• What to produce
Print the records below with every line unchanged, but leave the picture out of your answer.

--- --- ---

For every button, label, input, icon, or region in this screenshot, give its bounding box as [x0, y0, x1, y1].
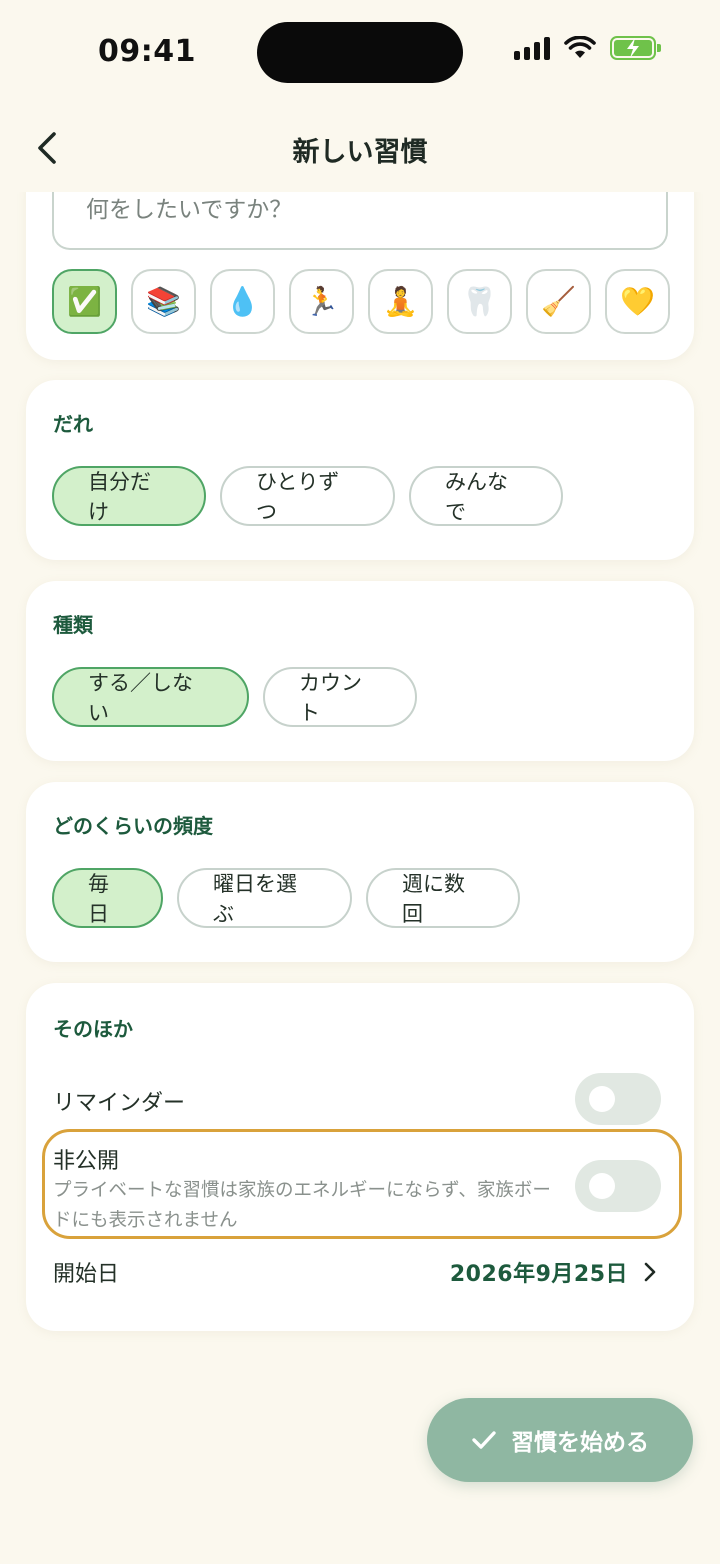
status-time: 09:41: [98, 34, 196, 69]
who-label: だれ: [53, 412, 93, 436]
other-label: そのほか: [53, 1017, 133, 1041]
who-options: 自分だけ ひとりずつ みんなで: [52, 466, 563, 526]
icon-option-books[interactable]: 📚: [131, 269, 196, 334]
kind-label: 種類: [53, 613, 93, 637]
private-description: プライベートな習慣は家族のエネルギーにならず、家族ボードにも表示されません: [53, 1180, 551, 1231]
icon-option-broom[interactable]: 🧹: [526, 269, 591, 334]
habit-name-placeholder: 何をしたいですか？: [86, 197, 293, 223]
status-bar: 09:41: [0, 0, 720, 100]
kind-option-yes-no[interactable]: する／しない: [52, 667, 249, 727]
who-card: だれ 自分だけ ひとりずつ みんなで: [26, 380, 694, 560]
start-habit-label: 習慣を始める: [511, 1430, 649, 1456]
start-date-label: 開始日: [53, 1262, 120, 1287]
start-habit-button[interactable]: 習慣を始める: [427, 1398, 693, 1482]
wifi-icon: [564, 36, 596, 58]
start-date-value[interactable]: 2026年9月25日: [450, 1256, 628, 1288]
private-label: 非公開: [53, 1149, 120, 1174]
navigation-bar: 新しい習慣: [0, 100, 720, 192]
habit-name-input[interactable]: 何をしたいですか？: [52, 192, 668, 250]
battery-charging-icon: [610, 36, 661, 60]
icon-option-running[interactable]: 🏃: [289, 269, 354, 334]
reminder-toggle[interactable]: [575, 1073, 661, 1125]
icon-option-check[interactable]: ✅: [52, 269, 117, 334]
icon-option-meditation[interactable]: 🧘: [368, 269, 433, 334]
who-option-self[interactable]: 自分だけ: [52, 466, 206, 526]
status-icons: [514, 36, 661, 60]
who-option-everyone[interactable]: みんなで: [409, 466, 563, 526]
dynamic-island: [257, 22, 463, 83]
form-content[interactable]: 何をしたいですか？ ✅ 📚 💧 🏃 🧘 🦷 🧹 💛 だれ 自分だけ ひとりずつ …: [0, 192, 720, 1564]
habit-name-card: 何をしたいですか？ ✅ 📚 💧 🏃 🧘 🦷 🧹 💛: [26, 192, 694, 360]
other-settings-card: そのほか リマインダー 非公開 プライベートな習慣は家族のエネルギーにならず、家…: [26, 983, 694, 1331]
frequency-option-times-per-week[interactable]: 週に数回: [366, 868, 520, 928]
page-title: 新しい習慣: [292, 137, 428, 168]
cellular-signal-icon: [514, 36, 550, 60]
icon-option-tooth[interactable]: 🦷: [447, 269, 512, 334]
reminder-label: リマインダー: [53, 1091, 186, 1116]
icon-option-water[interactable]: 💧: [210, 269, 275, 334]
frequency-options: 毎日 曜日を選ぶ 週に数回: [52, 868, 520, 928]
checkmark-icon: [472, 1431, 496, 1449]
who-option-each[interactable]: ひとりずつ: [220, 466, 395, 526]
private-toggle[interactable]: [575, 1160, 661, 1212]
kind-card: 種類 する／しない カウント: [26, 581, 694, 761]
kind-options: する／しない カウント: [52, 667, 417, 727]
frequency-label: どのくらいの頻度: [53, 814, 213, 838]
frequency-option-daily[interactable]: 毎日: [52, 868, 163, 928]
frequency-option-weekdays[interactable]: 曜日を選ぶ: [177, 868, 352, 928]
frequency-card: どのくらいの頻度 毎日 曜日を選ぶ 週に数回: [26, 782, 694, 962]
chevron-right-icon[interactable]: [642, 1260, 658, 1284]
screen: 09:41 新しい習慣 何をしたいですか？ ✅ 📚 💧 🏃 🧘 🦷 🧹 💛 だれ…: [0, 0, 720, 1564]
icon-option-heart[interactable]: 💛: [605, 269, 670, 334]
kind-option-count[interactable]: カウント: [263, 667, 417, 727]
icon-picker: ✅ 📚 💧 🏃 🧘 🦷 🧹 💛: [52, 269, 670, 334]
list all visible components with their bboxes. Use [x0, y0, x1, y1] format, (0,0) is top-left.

--- --- ---

• Output of the exercise
For every button, label, input, icon, or region in this screenshot, give its bounding box as [x0, y0, x1, y1].
status-time: 09:41: [98, 34, 196, 69]
who-label: だれ: [53, 412, 93, 436]
other-label: そのほか: [53, 1017, 133, 1041]
who-options: 自分だけ ひとりずつ みんなで: [52, 466, 563, 526]
icon-option-books[interactable]: 📚: [131, 269, 196, 334]
kind-label: 種類: [53, 613, 93, 637]
private-description: プライベートな習慣は家族のエネルギーにならず、家族ボードにも表示されません: [53, 1180, 551, 1231]
icon-option-broom[interactable]: 🧹: [526, 269, 591, 334]
habit-name-placeholder: 何をしたいですか？: [86, 197, 293, 223]
status-bar: 09:41: [0, 0, 720, 100]
kind-option-yes-no[interactable]: する／しない: [52, 667, 249, 727]
who-card: だれ 自分だけ ひとりずつ みんなで: [26, 380, 694, 560]
start-habit-label: 習慣を始める: [511, 1430, 649, 1456]
start-date-label: 開始日: [53, 1262, 120, 1287]
start-habit-button[interactable]: 習慣を始める: [427, 1398, 693, 1482]
wifi-icon: [564, 36, 596, 58]
start-date-value[interactable]: 2026年9月25日: [450, 1256, 628, 1288]
private-label: 非公開: [53, 1149, 120, 1174]
navigation-bar: 新しい習慣: [0, 100, 720, 192]
habit-name-input[interactable]: 何をしたいですか？: [52, 192, 668, 250]
battery-charging-icon: [610, 36, 661, 60]
icon-option-running[interactable]: 🏃: [289, 269, 354, 334]
reminder-toggle[interactable]: [575, 1073, 661, 1125]
icon-option-check[interactable]: ✅: [52, 269, 117, 334]
icon-option-meditation[interactable]: 🧘: [368, 269, 433, 334]
who-option-self[interactable]: 自分だけ: [52, 466, 206, 526]
status-icons: [514, 36, 661, 60]
who-option-everyone[interactable]: みんなで: [409, 466, 563, 526]
dynamic-island: [257, 22, 463, 83]
form-content[interactable]: 何をしたいですか？ ✅ 📚 💧 🏃 🧘 🦷 🧹 💛 だれ 自分だけ ひとりずつ …: [0, 192, 720, 1564]
habit-name-card: 何をしたいですか？ ✅ 📚 💧 🏃 🧘 🦷 🧹 💛: [26, 192, 694, 360]
other-settings-card: そのほか リマインダー 非公開 プライベートな習慣は家族のエネルギーにならず、家…: [26, 983, 694, 1331]
frequency-option-times-per-week[interactable]: 週に数回: [366, 868, 520, 928]
page-title: 新しい習慣: [292, 137, 428, 168]
cellular-signal-icon: [514, 36, 550, 60]
icon-option-tooth[interactable]: 🦷: [447, 269, 512, 334]
reminder-label: リマインダー: [53, 1091, 186, 1116]
icon-option-water[interactable]: 💧: [210, 269, 275, 334]
frequency-options: 毎日 曜日を選ぶ 週に数回: [52, 868, 520, 928]
checkmark-icon: [472, 1431, 496, 1449]
who-option-each[interactable]: ひとりずつ: [220, 466, 395, 526]
private-toggle[interactable]: [575, 1160, 661, 1212]
kind-card: 種類 する／しない カウント: [26, 581, 694, 761]
kind-options: する／しない カウント: [52, 667, 417, 727]
frequency-label: どのくらいの頻度: [53, 814, 213, 838]
frequency-option-daily[interactable]: 毎日: [52, 868, 163, 928]
frequency-option-weekdays[interactable]: 曜日を選ぶ: [177, 868, 352, 928]
frequency-card: どのくらいの頻度 毎日 曜日を選ぶ 週に数回: [26, 782, 694, 962]
chevron-right-icon[interactable]: [642, 1260, 658, 1284]
screen: 09:41 新しい習慣 何をしたいですか？ ✅ 📚 💧 🏃 🧘 🦷 🧹 💛 だれ…: [0, 0, 720, 1564]
icon-option-heart[interactable]: 💛: [605, 269, 670, 334]
kind-option-count[interactable]: カウント: [263, 667, 417, 727]
icon-picker: ✅ 📚 💧 🏃 🧘 🦷 🧹 💛: [52, 269, 670, 334]
list all visible components with their bboxes. Use [x0, y0, x1, y1] format, (0,0) is top-left.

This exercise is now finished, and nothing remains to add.